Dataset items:
□ □ □ □

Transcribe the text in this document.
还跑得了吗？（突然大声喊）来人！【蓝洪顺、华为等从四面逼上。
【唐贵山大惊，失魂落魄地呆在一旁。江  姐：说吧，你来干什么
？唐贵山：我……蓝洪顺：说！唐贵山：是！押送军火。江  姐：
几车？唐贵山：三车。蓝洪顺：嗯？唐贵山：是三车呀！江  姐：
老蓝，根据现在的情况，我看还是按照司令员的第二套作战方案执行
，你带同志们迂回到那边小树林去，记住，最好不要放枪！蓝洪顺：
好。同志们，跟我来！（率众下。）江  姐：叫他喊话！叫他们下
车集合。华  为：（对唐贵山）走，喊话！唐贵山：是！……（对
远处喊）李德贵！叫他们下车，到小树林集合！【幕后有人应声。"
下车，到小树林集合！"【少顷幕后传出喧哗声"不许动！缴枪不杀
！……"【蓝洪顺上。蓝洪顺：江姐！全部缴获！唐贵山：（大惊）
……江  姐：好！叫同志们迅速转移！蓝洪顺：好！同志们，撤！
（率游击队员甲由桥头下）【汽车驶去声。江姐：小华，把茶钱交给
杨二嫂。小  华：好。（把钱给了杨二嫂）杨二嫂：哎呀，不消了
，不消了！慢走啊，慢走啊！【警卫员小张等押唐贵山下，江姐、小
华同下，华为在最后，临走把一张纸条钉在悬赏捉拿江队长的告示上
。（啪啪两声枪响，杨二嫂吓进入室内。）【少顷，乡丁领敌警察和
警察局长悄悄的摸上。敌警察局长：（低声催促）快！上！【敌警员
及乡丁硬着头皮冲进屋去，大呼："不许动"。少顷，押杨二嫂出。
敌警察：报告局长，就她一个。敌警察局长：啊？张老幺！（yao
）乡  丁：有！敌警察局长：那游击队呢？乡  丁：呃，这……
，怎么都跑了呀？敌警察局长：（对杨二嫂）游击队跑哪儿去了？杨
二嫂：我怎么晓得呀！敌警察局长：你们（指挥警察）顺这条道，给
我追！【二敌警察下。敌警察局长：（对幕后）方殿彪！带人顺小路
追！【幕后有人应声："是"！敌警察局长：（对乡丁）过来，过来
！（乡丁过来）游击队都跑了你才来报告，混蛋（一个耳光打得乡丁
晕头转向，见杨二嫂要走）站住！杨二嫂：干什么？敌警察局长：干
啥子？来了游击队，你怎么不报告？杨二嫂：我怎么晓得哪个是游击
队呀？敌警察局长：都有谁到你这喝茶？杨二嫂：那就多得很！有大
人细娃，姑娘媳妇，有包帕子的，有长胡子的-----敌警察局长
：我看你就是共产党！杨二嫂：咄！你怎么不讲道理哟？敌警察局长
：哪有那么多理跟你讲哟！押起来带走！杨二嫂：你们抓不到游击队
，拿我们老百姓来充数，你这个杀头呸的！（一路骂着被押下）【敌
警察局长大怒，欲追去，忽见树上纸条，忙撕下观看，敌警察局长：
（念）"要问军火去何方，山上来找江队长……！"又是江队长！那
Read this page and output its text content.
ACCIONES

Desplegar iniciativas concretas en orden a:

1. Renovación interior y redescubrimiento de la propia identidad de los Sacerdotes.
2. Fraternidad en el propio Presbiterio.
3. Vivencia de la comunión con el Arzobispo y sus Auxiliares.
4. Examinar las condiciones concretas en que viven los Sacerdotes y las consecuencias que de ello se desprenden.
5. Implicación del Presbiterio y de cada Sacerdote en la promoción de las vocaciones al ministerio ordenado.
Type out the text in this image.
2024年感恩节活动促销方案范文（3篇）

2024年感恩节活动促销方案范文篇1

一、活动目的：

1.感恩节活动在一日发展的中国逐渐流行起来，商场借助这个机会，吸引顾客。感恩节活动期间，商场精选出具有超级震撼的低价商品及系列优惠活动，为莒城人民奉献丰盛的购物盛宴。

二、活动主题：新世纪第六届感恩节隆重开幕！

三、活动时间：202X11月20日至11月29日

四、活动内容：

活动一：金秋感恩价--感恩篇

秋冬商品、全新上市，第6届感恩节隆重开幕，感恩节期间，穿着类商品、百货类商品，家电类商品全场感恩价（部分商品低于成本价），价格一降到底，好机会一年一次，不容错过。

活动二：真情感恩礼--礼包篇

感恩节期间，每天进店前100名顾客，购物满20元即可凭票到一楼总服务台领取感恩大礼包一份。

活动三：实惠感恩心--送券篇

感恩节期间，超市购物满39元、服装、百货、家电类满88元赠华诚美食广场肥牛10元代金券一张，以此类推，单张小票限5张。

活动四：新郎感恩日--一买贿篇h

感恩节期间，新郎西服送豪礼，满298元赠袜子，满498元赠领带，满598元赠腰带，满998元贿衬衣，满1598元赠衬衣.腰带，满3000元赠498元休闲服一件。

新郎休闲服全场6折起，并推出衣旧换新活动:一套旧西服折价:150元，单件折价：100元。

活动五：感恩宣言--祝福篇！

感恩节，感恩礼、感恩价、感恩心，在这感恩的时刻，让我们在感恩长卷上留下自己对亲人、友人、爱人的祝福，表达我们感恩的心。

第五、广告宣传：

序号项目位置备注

□ □ □ □

WHAT YOU ARE ASKED TO DO: Without omitting anything, output the entries exactly.

EXERCISE OUTPUT:
Transcribe the text in this document.
还跑得了吗？（突然大声喊）来人！【蓝洪顺、华为等从四面逼上。
【唐贵山大惊，失魂落魄地呆在一旁。江  姐：说吧，你来干什么
？唐贵山：我……蓝洪顺：说！唐贵山：是！押送军火。江  姐：
几车？唐贵山：三车。蓝洪顺：嗯？唐贵山：是三车呀！江  姐：
老蓝，根据现在的情况，我看还是按照司令员的第二套作战方案执行
，你带同志们迂回到那边小树林去，记住，最好不要放枪！蓝洪顺：
好。同志们，跟我来！（率众下。）江  姐：叫他喊话！叫他们下
车集合。华  为：（对唐贵山）走，喊话！唐贵山：是！……（对
远处喊）李德贵！叫他们下车，到小树林集合！【幕后有人应声。"
下车，到小树林集合！"【少顷幕后传出喧哗声"不许动！缴枪不杀
！……"【蓝洪顺上。蓝洪顺：江姐！全部缴获！唐贵山：（大惊）
……江  姐：好！叫同志们迅速转移！蓝洪顺：好！同志们，撤！
（率游击队员甲由桥头下）【汽车驶去声。江姐：小华，把茶钱交给
杨二嫂。小  华：好。（把钱给了杨二嫂）杨二嫂：哎呀，不消了
，不消了！慢走啊，慢走啊！【警卫员小张等押唐贵山下，江姐、小
华同下，华为在最后，临走把一张纸条钉在悬赏捉拿江队长的告示上
。（啪啪两声枪响，杨二嫂吓进入室内。）【少顷，乡丁领敌警察和
警察局长悄悄的摸上。敌警察局长：（低声催促）快！上！【敌警员
及乡丁硬着头皮冲进屋去，大呼："不许动"。少顷，押杨二嫂出。
敌警察：报告局长，就她一个。敌警察局长：啊？张老幺！（yao
）乡  丁：有！敌警察局长：那游击队呢？乡  丁：呃，这……
，怎么都跑了呀？敌警察局长：（对杨二嫂）游击队跑哪儿去了？杨
二嫂：我怎么晓得呀！敌警察局长：你们（指挥警察）顺这条道，给
我追！【二敌警察下。敌警察局长：（对幕后）方殿彪！带人顺小路
追！【幕后有人应声："是"！敌警察局长：（对乡丁）过来，过来
！（乡丁过来）游击队都跑了你才来报告，混蛋（一个耳光打得乡丁
晕头转向，见杨二嫂要走）站住！杨二嫂：干什么？敌警察局长：干
啥子？来了游击队，你怎么不报告？杨二嫂：我怎么晓得哪个是游击
队呀？敌警察局长：都有谁到你这喝茶？杨二嫂：那就多得很！有大
人细娃，姑娘媳妇，有包帕子的，有长胡子的-----敌警察局长
：我看你就是共产党！杨二嫂：咄！你怎么不讲道理哟？敌警察局长
：哪有那么多理跟你讲哟！押起来带走！杨二嫂：你们抓不到游击队
，拿我们老百姓来充数，你这个杀头呸的！（一路骂着被押下）【敌
警察局长大怒，欲追去，忽见树上纸条，忙撕下观看，敌警察局长：
（念）"要问军火去何方，山上来找江队长……！"又是江队长！那
Read this page and output its text content.
ACCIONES

Desplegar iniciativas concretas en orden a:

1. Renovación interior y redescubrimiento de la propia identidad de los Sacerdotes.
2. Fraternidad en el propio Presbiterio.
3. Vivencia de la comunión con el Arzobispo y sus Auxiliares.
4. Examinar las condiciones concretas en que viven los Sacerdotes y las consecuencias que de ello se desprenden.
5. Implicación del Presbiterio y de cada Sacerdote en la promoción de las vocaciones al ministerio ordenado.
Type out the text in this image.
2024年感恩节活动促销方案范文（3篇）

2024年感恩节活动促销方案范文篇1

一、活动目的：

1.感恩节活动在一日发展的中国逐渐流行起来，商场借助这个机会，吸引顾客。感恩节活动期间，商场精选出具有超级震撼的低价商品及系列优惠活动，为莒城人民奉献丰盛的购物盛宴。

二、活动主题：新世纪第六届感恩节隆重开幕！

三、活动时间：202X11月20日至11月29日

四、活动内容：

活动一：金秋感恩价--感恩篇

秋冬商品、全新上市，第6届感恩节隆重开幕，感恩节期间，穿着类商品、百货类商品，家电类商品全场感恩价（部分商品低于成本价），价格一降到底，好机会一年一次，不容错过。

活动二：真情感恩礼--礼包篇

感恩节期间，每天进店前100名顾客，购物满20元即可凭票到一楼总服务台领取感恩大礼包一份。

活动三：实惠感恩心--送券篇

感恩节期间，超市购物满39元、服装、百货、家电类满88元赠华诚美食广场肥牛10元代金券一张，以此类推，单张小票限5张。

活动四：新郎感恩日--一买贿篇h

感恩节期间，新郎西服送豪礼，满298元赠袜子，满498元赠领带，满598元赠腰带，满998元贿衬衣，满1598元赠衬衣.腰带，满3000元赠498元休闲服一件。

新郎休闲服全场6折起，并推出衣旧换新活动:一套旧西服折价:150元，单件折价：100元。

活动五：感恩宣言--祝福篇！

感恩节，感恩礼、感恩价、感恩心，在这感恩的时刻，让我们在感恩长卷上留下自己对亲人、友人、爱人的祝福，表达我们感恩的心。

第五、广告宣传：

序号项目位置备注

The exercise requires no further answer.